Take every line that has the string "music" and copy it out.
▽
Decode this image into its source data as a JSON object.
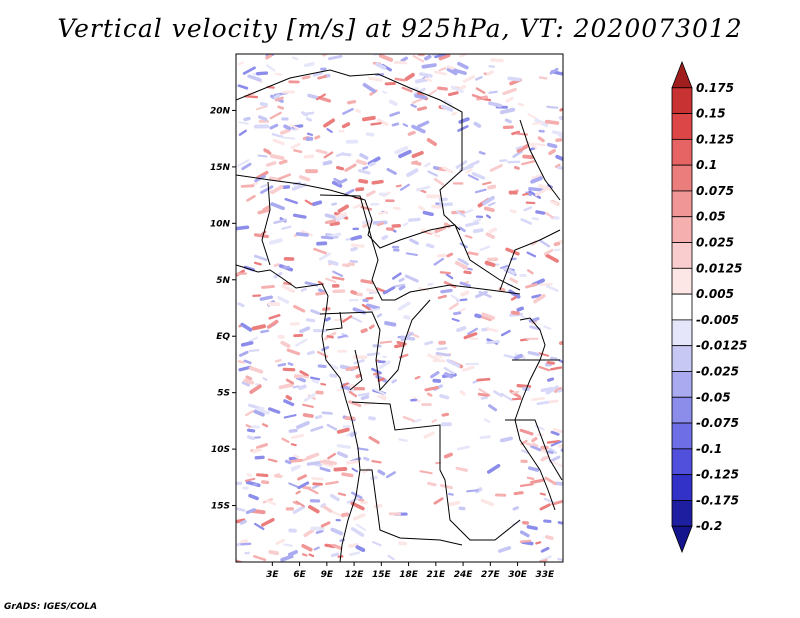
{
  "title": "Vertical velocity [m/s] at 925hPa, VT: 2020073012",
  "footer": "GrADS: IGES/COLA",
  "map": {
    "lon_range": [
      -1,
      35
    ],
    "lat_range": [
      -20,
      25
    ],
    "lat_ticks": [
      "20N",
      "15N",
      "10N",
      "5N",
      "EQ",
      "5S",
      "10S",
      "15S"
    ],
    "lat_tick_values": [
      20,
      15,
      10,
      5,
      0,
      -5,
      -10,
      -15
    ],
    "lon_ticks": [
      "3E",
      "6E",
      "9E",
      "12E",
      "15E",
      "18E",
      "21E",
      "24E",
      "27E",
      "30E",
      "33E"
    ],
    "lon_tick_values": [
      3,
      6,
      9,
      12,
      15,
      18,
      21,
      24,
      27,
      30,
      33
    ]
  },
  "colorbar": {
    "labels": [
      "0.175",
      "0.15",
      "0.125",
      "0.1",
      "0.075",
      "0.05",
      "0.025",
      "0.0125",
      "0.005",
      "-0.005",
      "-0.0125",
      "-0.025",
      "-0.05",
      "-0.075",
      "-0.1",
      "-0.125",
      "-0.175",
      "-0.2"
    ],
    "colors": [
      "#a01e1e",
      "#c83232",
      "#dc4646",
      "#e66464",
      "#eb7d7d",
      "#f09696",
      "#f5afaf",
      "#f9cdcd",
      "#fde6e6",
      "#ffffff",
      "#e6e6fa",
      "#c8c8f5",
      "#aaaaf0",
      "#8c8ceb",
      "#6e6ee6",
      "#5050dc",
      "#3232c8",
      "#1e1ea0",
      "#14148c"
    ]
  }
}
△
▽
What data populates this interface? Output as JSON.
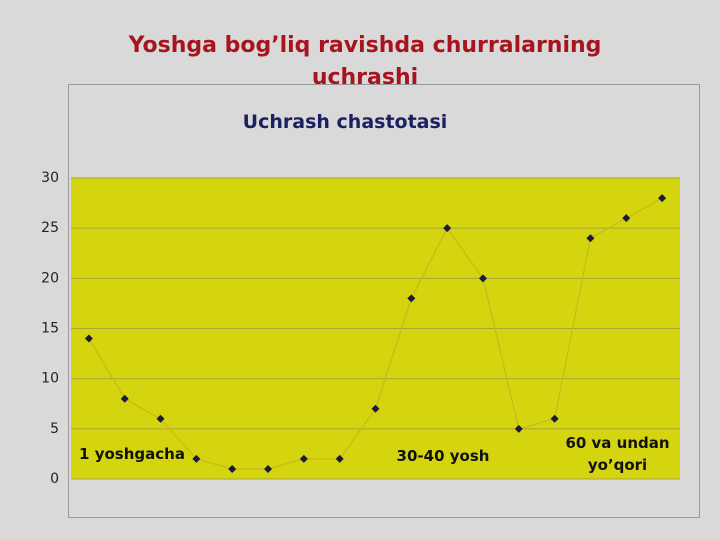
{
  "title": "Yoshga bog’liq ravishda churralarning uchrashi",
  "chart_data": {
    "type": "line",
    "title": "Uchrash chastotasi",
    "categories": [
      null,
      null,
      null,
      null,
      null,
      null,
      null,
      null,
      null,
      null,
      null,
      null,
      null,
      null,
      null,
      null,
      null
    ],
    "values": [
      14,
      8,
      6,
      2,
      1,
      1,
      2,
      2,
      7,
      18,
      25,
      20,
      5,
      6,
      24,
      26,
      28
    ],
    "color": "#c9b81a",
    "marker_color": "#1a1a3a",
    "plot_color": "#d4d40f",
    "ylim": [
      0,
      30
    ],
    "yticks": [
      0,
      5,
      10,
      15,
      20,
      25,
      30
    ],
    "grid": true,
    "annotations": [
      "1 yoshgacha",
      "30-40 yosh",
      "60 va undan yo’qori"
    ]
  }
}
△
▽
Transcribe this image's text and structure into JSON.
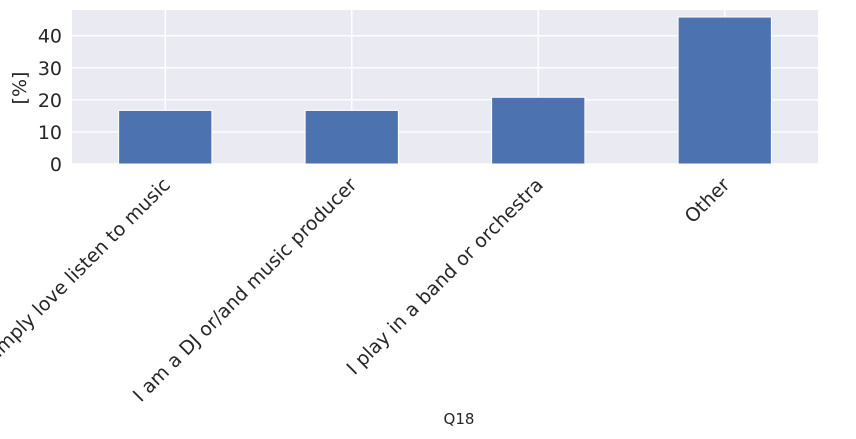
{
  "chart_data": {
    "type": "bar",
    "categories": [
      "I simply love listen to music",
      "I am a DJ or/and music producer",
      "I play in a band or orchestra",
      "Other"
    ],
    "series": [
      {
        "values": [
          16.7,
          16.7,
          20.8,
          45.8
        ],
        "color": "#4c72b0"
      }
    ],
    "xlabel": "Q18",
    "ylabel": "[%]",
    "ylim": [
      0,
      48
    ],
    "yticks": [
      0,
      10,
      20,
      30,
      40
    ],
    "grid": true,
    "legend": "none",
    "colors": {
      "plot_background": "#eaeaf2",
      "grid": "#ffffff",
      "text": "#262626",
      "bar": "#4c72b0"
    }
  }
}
△
In response
      "I simply love listen to music",
      "I am a DJ or/and music producer",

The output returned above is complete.